▶ What is asked
Copy out the entries below precisely; nothing is to be omitted.

------ Records for processing ------

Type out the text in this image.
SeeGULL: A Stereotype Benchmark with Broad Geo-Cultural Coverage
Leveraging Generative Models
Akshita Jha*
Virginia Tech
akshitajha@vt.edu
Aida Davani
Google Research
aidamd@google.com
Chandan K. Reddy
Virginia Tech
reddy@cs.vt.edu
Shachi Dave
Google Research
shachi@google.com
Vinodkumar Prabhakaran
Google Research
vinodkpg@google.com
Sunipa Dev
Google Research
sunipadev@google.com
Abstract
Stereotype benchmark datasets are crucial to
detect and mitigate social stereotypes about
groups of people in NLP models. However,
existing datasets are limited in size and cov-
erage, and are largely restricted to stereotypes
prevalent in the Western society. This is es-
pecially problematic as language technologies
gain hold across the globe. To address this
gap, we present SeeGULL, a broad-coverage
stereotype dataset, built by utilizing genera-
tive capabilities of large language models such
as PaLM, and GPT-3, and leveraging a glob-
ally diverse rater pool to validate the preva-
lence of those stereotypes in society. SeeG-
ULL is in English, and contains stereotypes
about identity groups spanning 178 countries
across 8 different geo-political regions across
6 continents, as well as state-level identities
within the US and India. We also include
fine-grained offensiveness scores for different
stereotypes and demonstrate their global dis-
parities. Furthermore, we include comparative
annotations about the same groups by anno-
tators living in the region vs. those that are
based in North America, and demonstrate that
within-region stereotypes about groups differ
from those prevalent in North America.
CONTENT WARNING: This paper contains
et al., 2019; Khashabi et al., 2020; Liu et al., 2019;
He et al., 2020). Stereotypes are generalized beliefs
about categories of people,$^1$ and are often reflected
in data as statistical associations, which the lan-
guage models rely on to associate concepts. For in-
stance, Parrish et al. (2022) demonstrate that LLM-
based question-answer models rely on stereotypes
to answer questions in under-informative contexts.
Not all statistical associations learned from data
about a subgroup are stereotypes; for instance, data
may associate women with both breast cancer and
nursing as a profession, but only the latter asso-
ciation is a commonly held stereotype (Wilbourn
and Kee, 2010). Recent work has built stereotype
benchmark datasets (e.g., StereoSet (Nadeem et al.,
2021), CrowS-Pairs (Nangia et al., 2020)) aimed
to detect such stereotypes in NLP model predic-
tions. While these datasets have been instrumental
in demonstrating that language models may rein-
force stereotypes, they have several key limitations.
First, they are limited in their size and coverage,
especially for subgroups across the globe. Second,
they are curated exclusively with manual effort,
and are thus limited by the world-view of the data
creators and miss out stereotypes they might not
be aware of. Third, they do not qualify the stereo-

------

▶ Solution to this exercise
Type out the text in this image.
SeeGULL: A Stereotype Benchmark with Broad Geo-Cultural Coverage
Leveraging Generative Models
Akshita Jha*
Virginia Tech
akshitajha@vt.edu
Aida Davani
Google Research
aidamd@google.com
Chandan K. Reddy
Virginia Tech
reddy@cs.vt.edu
Shachi Dave
Google Research
shachi@google.com
Vinodkumar Prabhakaran
Google Research
vinodkpg@google.com
Sunipa Dev
Google Research
sunipadev@google.com
Abstract
Stereotype benchmark datasets are crucial to
detect and mitigate social stereotypes about
groups of people in NLP models. However,
existing datasets are limited in size and cov-
erage, and are largely restricted to stereotypes
prevalent in the Western society. This is es-
pecially problematic as language technologies
gain hold across the globe. To address this
gap, we present SeeGULL, a broad-coverage
stereotype dataset, built by utilizing genera-
tive capabilities of large language models such
as PaLM, and GPT-3, and leveraging a glob-
ally diverse rater pool to validate the preva-
lence of those stereotypes in society. SeeG-
ULL is in English, and contains stereotypes
about identity groups spanning 178 countries
across 8 different geo-political regions across
6 continents, as well as state-level identities
within the US and India. We also include
fine-grained offensiveness scores for different
stereotypes and demonstrate their global dis-
parities. Furthermore, we include comparative
annotations about the same groups by anno-
tators living in the region vs. those that are
based in North America, and demonstrate that
within-region stereotypes about groups differ
from those prevalent in North America.
CONTENT WARNING: This paper contains
et al., 2019; Khashabi et al., 2020; Liu et al., 2019;
He et al., 2020). Stereotypes are generalized beliefs
about categories of people,$^1$ and are often reflected
in data as statistical associations, which the lan-
guage models rely on to associate concepts. For in-
stance, Parrish et al. (2022) demonstrate that LLM-
based question-answer models rely on stereotypes
to answer questions in under-informative contexts.
Not all statistical associations learned from data
about a subgroup are stereotypes; for instance, data
may associate women with both breast cancer and
nursing as a profession, but only the latter asso-
ciation is a commonly held stereotype (Wilbourn
and Kee, 2010). Recent work has built stereotype
benchmark datasets (e.g., StereoSet (Nadeem et al.,
2021), CrowS-Pairs (Nangia et al., 2020)) aimed
to detect such stereotypes in NLP model predic-
tions. While these datasets have been instrumental
in demonstrating that language models may rein-
force stereotypes, they have several key limitations.
First, they are limited in their size and coverage,
especially for subgroups across the globe. Second,
they are curated exclusively with manual effort,
and are thus limited by the world-view of the data
creators and miss out stereotypes they might not
be aware of. Third, they do not qualify the stereo-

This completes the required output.